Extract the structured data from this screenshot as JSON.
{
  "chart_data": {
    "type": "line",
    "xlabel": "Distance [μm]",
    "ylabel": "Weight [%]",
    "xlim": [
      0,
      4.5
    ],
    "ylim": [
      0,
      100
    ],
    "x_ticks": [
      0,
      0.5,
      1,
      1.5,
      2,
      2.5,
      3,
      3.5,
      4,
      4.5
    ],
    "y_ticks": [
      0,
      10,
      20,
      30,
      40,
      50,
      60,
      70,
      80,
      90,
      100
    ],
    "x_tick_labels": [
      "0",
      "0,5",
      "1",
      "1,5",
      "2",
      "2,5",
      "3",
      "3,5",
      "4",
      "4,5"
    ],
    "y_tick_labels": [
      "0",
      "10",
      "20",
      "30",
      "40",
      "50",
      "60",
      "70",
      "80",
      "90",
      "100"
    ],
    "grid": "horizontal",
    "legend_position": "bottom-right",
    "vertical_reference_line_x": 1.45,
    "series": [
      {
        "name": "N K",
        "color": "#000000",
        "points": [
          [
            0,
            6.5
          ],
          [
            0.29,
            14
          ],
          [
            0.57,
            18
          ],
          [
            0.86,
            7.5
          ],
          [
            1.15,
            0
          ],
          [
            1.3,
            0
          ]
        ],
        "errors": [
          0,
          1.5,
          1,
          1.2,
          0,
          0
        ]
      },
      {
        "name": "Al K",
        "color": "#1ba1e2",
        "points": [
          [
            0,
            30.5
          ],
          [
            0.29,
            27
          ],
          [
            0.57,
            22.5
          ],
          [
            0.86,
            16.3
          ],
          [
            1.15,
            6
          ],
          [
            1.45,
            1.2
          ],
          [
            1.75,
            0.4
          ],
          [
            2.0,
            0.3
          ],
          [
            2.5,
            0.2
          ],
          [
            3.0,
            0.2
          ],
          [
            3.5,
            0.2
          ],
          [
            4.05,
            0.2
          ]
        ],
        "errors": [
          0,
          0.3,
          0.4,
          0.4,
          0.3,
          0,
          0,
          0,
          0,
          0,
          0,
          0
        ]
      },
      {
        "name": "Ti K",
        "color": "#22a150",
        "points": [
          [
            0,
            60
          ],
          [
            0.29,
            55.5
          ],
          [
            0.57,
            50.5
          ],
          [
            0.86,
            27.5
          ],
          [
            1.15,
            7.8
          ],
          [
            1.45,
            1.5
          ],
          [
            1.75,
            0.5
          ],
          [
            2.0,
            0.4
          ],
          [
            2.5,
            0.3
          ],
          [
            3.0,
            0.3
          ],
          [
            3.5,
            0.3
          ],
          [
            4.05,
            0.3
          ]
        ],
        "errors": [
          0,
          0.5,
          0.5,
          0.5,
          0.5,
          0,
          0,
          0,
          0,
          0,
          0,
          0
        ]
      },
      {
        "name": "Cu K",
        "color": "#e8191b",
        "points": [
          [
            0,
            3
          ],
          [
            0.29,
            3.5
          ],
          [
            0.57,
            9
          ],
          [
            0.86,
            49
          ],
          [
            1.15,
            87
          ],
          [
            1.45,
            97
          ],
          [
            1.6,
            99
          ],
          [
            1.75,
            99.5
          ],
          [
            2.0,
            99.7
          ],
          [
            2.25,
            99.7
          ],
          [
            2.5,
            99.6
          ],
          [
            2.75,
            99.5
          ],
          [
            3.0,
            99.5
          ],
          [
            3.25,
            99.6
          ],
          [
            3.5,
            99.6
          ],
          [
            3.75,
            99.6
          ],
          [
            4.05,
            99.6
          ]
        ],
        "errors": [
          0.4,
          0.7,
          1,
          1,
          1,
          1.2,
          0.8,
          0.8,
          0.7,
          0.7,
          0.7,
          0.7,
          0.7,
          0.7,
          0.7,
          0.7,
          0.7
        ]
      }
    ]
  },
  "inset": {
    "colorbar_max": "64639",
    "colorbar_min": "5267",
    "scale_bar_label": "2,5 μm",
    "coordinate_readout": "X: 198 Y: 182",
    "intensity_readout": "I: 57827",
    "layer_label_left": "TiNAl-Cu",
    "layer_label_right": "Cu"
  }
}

════════════════════

--- Exercise ---
Retype the listing above in full, with no alterations.

--- Written response ---
Extract the structured data from this screenshot as JSON.
{
  "chart_data": {
    "type": "line",
    "xlabel": "Distance [μm]",
    "ylabel": "Weight [%]",
    "xlim": [
      0,
      4.5
    ],
    "ylim": [
      0,
      100
    ],
    "x_ticks": [
      0,
      0.5,
      1,
      1.5,
      2,
      2.5,
      3,
      3.5,
      4,
      4.5
    ],
    "y_ticks": [
      0,
      10,
      20,
      30,
      40,
      50,
      60,
      70,
      80,
      90,
      100
    ],
    "x_tick_labels": [
      "0",
      "0,5",
      "1",
      "1,5",
      "2",
      "2,5",
      "3",
      "3,5",
      "4",
      "4,5"
    ],
    "y_tick_labels": [
      "0",
      "10",
      "20",
      "30",
      "40",
      "50",
      "60",
      "70",
      "80",
      "90",
      "100"
    ],
    "grid": "horizontal",
    "legend_position": "bottom-right",
    "vertical_reference_line_x": 1.45,
    "series": [
      {
        "name": "N K",
        "color": "#000000",
        "points": [
          [
            0,
            6.5
          ],
          [
            0.29,
            14
          ],
          [
            0.57,
            18
          ],
          [
            0.86,
            7.5
          ],
          [
            1.15,
            0
          ],
          [
            1.3,
            0
          ]
        ],
        "errors": [
          0,
          1.5,
          1,
          1.2,
          0,
          0
        ]
      },
      {
        "name": "Al K",
        "color": "#1ba1e2",
        "points": [
          [
            0,
            30.5
          ],
          [
            0.29,
            27
          ],
          [
            0.57,
            22.5
          ],
          [
            0.86,
            16.3
          ],
          [
            1.15,
            6
          ],
          [
            1.45,
            1.2
          ],
          [
            1.75,
            0.4
          ],
          [
            2.0,
            0.3
          ],
          [
            2.5,
            0.2
          ],
          [
            3.0,
            0.2
          ],
          [
            3.5,
            0.2
          ],
          [
            4.05,
            0.2
          ]
        ],
        "errors": [
          0,
          0.3,
          0.4,
          0.4,
          0.3,
          0,
          0,
          0,
          0,
          0,
          0,
          0
        ]
      },
      {
        "name": "Ti K",
        "color": "#22a150",
        "points": [
          [
            0,
            60
          ],
          [
            0.29,
            55.5
          ],
          [
            0.57,
            50.5
          ],
          [
            0.86,
            27.5
          ],
          [
            1.15,
            7.8
          ],
          [
            1.45,
            1.5
          ],
          [
            1.75,
            0.5
          ],
          [
            2.0,
            0.4
          ],
          [
            2.5,
            0.3
          ],
          [
            3.0,
            0.3
          ],
          [
            3.5,
            0.3
          ],
          [
            4.05,
            0.3
          ]
        ],
        "errors": [
          0,
          0.5,
          0.5,
          0.5,
          0.5,
          0,
          0,
          0,
          0,
          0,
          0,
          0
        ]
      },
      {
        "name": "Cu K",
        "color": "#e8191b",
        "points": [
          [
            0,
            3
          ],
          [
            0.29,
            3.5
          ],
          [
            0.57,
            9
          ],
          [
            0.86,
            49
          ],
          [
            1.15,
            87
          ],
          [
            1.45,
            97
          ],
          [
            1.6,
            99
          ],
          [
            1.75,
            99.5
          ],
          [
            2.0,
            99.7
          ],
          [
            2.25,
            99.7
          ],
          [
            2.5,
            99.6
          ],
          [
            2.75,
            99.5
          ],
          [
            3.0,
            99.5
          ],
          [
            3.25,
            99.6
          ],
          [
            3.5,
            99.6
          ],
          [
            3.75,
            99.6
          ],
          [
            4.05,
            99.6
          ]
        ],
        "errors": [
          0.4,
          0.7,
          1,
          1,
          1,
          1.2,
          0.8,
          0.8,
          0.7,
          0.7,
          0.7,
          0.7,
          0.7,
          0.7,
          0.7,
          0.7,
          0.7
        ]
      }
    ]
  },
  "inset": {
    "colorbar_max": "64639",
    "colorbar_min": "5267",
    "scale_bar_label": "2,5 μm",
    "coordinate_readout": "X: 198 Y: 182",
    "intensity_readout": "I: 57827",
    "layer_label_left": "TiNAl-Cu",
    "layer_label_right": "Cu"
  }
}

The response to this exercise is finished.